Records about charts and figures
— START —

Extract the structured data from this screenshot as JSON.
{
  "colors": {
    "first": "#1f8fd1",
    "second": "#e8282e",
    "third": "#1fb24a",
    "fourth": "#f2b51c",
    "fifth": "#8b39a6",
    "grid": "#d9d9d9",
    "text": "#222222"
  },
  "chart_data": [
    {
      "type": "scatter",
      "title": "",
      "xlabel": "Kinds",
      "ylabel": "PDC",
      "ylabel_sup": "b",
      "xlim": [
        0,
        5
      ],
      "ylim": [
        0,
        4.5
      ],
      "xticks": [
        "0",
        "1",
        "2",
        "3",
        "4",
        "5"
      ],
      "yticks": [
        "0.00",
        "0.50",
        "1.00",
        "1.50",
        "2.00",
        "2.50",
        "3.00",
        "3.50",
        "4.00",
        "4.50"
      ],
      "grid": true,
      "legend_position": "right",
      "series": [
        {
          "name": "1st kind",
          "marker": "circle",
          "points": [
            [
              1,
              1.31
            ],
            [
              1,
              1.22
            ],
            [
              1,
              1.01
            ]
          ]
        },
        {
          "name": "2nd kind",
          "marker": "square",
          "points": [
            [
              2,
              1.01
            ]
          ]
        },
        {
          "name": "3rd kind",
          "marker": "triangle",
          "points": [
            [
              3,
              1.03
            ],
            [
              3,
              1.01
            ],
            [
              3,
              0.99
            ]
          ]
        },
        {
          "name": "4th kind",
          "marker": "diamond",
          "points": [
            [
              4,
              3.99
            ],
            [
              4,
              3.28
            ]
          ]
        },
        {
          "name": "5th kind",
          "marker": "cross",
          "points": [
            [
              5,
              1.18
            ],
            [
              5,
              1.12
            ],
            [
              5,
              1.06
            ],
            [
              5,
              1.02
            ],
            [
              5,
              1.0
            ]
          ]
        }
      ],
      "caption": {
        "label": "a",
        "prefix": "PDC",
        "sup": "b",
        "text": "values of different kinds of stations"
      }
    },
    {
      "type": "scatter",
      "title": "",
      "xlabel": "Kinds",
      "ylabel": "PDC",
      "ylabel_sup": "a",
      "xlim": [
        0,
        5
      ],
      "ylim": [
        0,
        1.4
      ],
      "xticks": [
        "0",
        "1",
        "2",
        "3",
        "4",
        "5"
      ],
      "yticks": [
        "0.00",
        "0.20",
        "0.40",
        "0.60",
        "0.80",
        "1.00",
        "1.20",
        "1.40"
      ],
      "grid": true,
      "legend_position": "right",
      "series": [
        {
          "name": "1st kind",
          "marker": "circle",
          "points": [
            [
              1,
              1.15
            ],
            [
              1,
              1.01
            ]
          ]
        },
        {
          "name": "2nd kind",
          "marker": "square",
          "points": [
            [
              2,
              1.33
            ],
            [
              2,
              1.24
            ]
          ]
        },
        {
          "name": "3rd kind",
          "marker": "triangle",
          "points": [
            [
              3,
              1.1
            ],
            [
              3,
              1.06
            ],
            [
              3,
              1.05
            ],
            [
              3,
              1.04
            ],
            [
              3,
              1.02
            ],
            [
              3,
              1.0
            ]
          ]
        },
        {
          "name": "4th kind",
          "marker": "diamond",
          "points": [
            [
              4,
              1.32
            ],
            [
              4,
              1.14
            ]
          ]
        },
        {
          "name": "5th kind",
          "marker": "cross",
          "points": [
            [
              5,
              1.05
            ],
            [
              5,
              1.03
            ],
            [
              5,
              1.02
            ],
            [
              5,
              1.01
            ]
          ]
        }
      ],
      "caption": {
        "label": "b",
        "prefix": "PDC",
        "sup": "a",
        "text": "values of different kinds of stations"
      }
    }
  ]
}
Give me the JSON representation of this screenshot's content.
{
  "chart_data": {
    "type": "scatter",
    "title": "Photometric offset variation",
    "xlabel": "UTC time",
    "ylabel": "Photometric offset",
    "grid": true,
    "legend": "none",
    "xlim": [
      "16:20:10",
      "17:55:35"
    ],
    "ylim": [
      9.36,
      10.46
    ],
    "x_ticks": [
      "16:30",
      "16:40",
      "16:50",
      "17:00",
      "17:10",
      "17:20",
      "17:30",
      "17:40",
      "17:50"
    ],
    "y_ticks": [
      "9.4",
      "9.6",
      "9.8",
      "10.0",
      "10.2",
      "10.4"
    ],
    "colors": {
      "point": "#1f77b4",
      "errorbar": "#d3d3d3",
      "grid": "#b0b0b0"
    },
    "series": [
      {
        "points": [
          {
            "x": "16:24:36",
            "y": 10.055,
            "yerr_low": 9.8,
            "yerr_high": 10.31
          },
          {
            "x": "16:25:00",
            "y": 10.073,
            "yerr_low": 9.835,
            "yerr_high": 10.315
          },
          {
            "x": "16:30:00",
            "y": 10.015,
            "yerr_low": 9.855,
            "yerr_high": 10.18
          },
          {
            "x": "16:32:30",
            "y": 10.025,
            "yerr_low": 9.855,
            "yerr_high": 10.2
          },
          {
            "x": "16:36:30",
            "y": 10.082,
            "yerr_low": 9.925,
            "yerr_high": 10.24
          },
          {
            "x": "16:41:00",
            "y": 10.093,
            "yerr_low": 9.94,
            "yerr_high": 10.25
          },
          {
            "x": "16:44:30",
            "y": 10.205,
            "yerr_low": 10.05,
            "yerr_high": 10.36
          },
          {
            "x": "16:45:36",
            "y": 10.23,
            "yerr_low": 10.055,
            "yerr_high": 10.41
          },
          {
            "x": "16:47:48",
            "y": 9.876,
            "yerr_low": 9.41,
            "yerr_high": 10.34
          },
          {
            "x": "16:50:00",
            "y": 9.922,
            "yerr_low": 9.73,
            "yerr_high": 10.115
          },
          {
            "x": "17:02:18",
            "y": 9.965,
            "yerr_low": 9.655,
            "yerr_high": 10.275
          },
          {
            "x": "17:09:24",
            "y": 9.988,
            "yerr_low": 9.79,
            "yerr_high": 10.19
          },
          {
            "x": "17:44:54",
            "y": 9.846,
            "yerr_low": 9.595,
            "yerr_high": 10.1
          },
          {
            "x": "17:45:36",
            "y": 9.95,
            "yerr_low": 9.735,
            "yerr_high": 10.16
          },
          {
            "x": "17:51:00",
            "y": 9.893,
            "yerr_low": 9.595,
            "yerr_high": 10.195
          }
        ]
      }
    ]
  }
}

— END —

#### What needs to be done
Give only the number of lines in the material above that hold the word "screenshot".

#### Reply
2